## Start
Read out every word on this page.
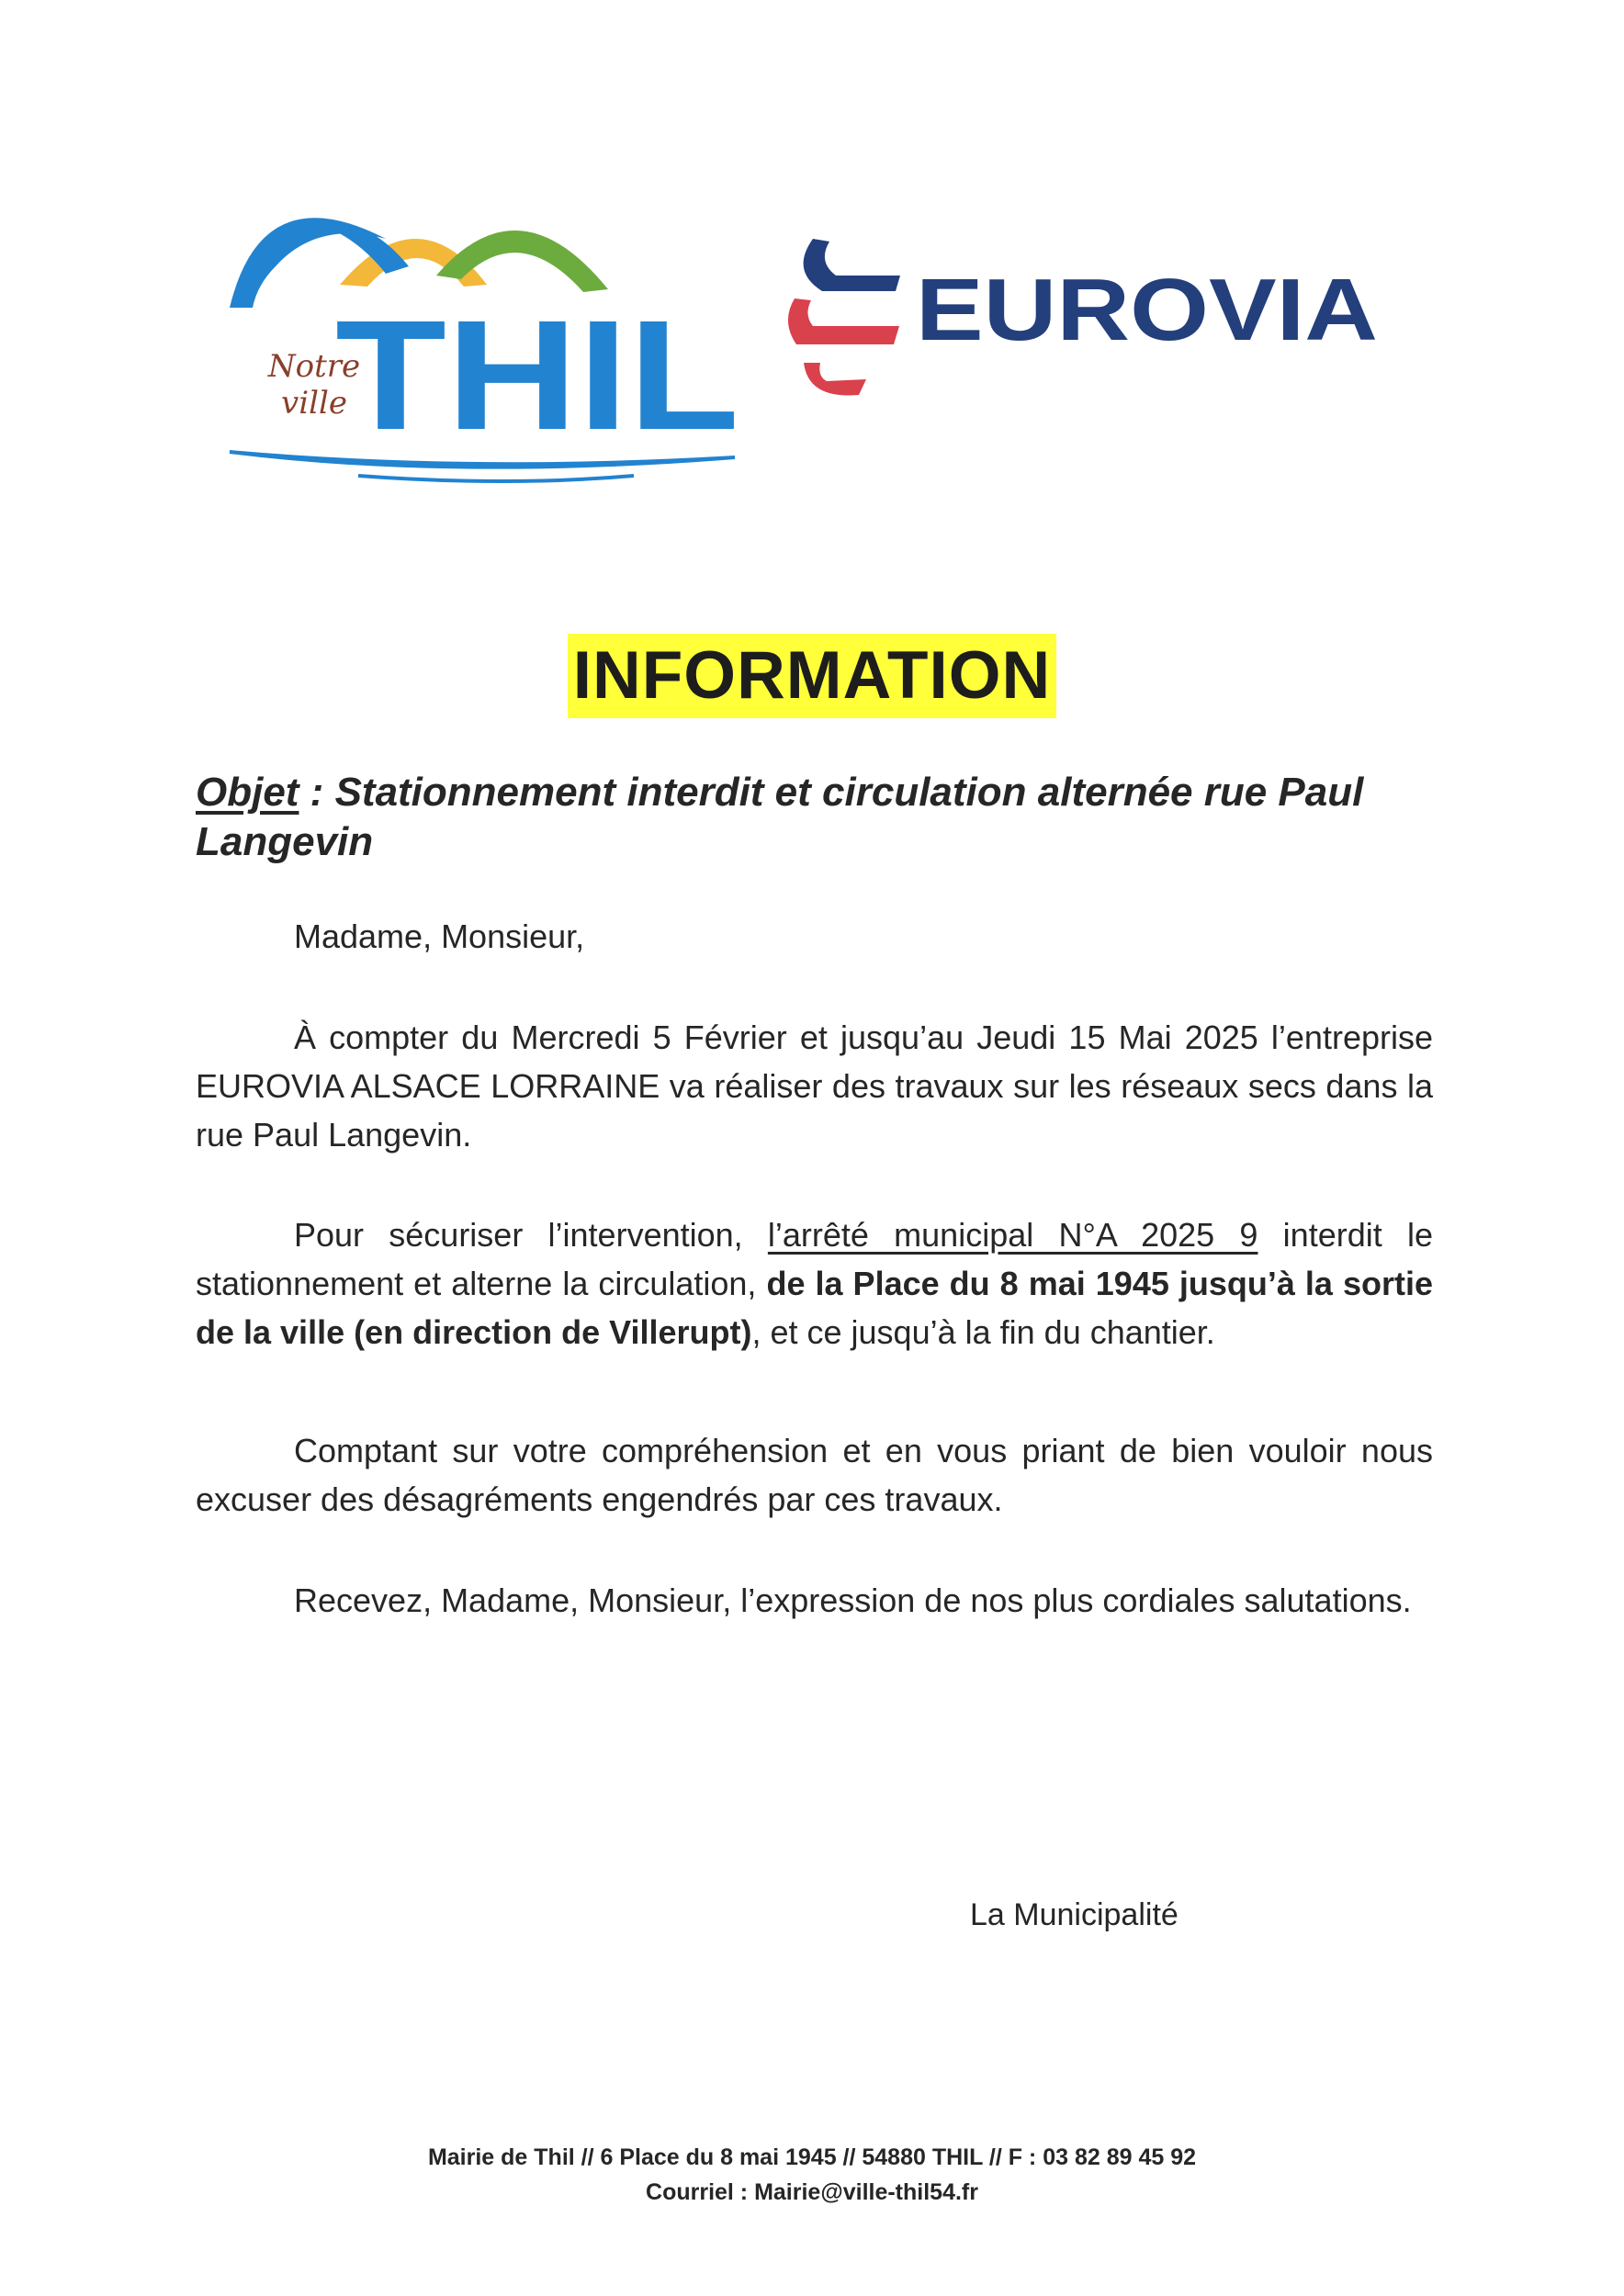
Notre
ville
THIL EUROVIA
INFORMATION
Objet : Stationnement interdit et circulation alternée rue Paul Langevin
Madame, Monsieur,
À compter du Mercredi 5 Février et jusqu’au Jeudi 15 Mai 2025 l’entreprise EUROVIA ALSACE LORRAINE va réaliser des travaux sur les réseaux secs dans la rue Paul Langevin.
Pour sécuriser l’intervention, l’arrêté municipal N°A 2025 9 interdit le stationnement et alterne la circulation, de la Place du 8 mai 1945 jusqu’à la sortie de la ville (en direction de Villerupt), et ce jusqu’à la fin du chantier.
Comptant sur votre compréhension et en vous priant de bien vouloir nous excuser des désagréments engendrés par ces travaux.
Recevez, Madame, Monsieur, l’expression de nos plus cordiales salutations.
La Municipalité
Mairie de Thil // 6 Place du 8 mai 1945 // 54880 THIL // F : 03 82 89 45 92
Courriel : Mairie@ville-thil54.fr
## End
## Start
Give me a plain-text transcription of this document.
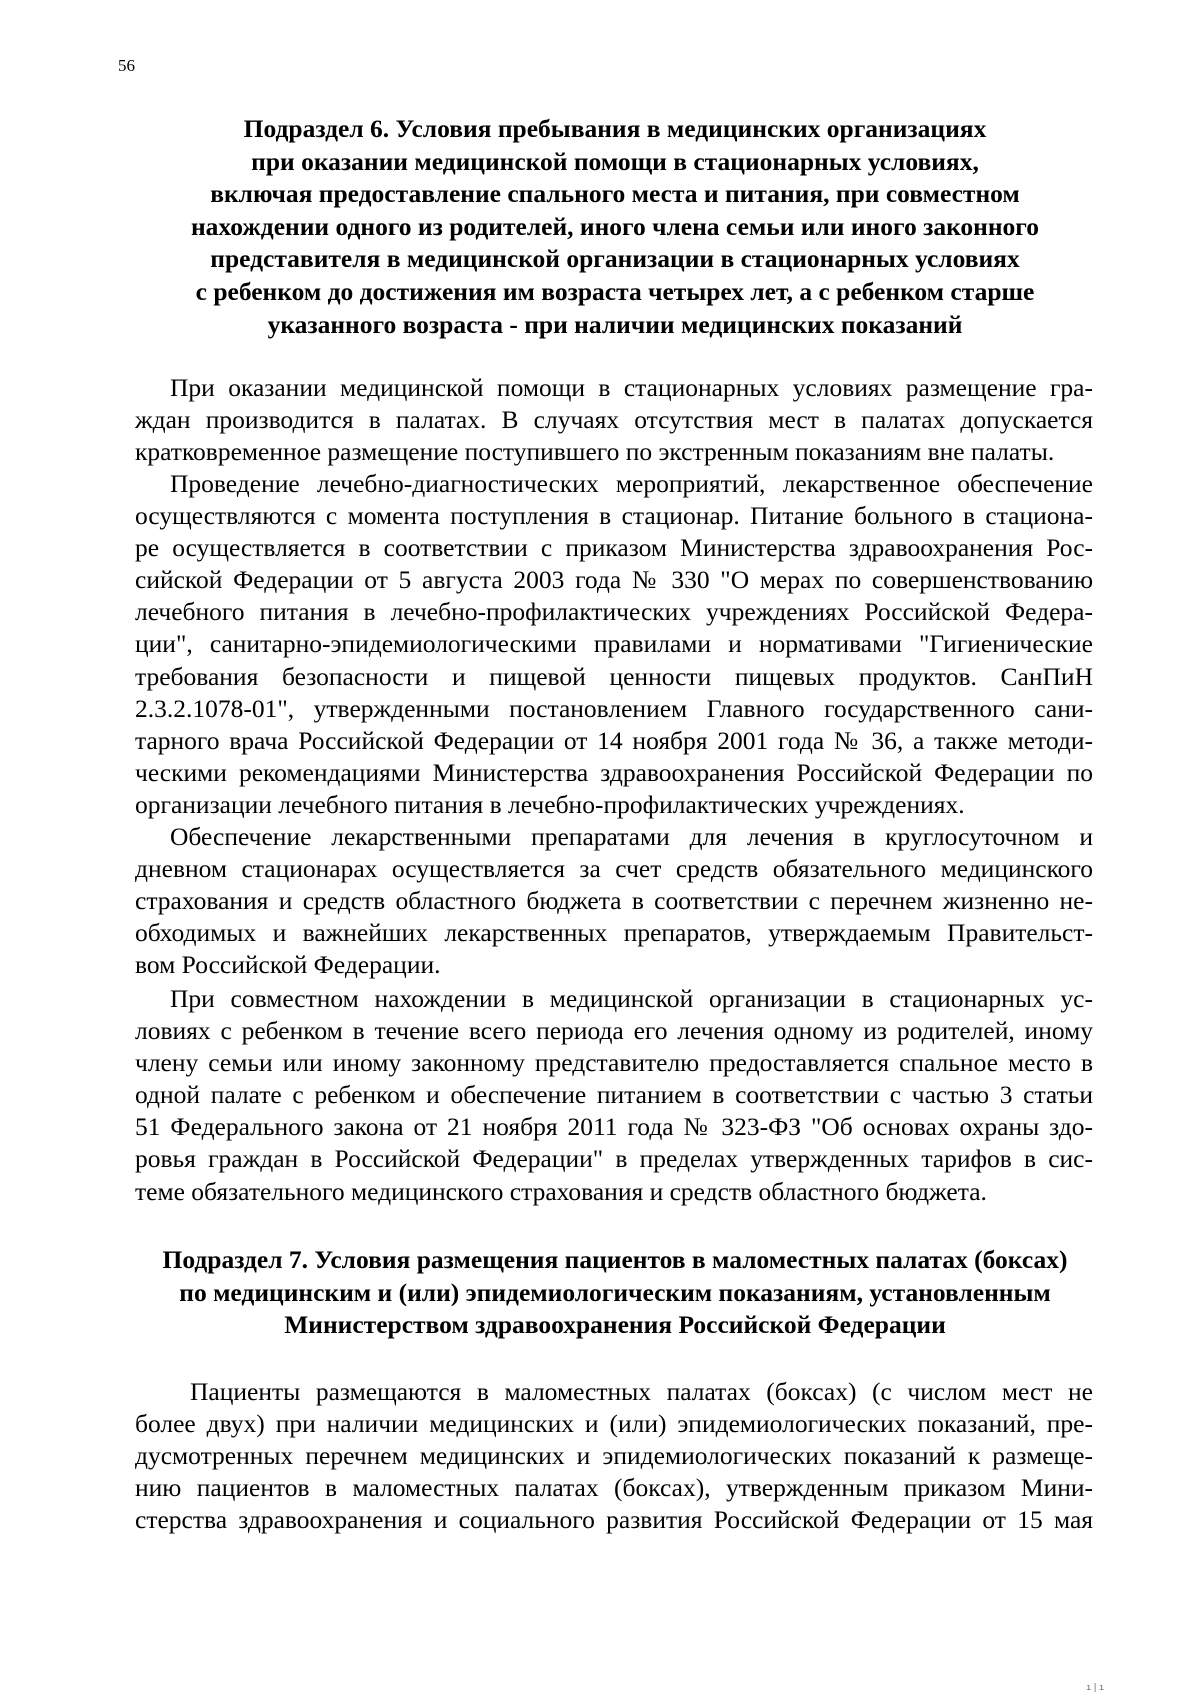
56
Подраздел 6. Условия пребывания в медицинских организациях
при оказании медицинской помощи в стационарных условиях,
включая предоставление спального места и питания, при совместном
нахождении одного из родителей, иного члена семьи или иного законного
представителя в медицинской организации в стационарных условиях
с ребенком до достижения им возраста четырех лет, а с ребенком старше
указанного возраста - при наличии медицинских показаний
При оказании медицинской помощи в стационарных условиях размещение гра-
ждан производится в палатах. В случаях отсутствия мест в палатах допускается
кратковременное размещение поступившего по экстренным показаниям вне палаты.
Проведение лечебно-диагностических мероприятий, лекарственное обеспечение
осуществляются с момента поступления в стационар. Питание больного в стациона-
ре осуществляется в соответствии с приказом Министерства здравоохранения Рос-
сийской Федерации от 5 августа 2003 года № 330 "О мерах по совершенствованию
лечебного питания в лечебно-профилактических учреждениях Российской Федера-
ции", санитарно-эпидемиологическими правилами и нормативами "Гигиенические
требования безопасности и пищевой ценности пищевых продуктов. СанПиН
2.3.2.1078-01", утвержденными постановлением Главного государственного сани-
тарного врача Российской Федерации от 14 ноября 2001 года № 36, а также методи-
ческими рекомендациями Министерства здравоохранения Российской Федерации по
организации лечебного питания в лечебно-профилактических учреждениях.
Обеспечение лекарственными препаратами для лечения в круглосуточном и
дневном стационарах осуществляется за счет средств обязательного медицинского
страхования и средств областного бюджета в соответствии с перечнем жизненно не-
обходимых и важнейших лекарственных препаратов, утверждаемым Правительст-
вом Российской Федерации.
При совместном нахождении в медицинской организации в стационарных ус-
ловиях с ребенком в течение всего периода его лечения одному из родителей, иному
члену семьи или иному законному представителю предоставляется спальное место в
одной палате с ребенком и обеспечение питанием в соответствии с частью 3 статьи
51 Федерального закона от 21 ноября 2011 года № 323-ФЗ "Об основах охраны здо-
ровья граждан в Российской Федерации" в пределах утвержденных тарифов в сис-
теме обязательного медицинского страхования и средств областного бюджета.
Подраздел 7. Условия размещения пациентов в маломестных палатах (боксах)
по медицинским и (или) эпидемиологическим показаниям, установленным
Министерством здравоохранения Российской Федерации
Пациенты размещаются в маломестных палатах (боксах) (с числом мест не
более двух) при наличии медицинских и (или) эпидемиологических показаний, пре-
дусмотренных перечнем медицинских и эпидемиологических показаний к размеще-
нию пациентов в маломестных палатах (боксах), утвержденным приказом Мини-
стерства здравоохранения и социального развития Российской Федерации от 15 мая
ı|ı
## End
What needs to be done:
Of the lines in the material, how many include "travaux"? Respond with the number alone.

Answer to this exercise:
2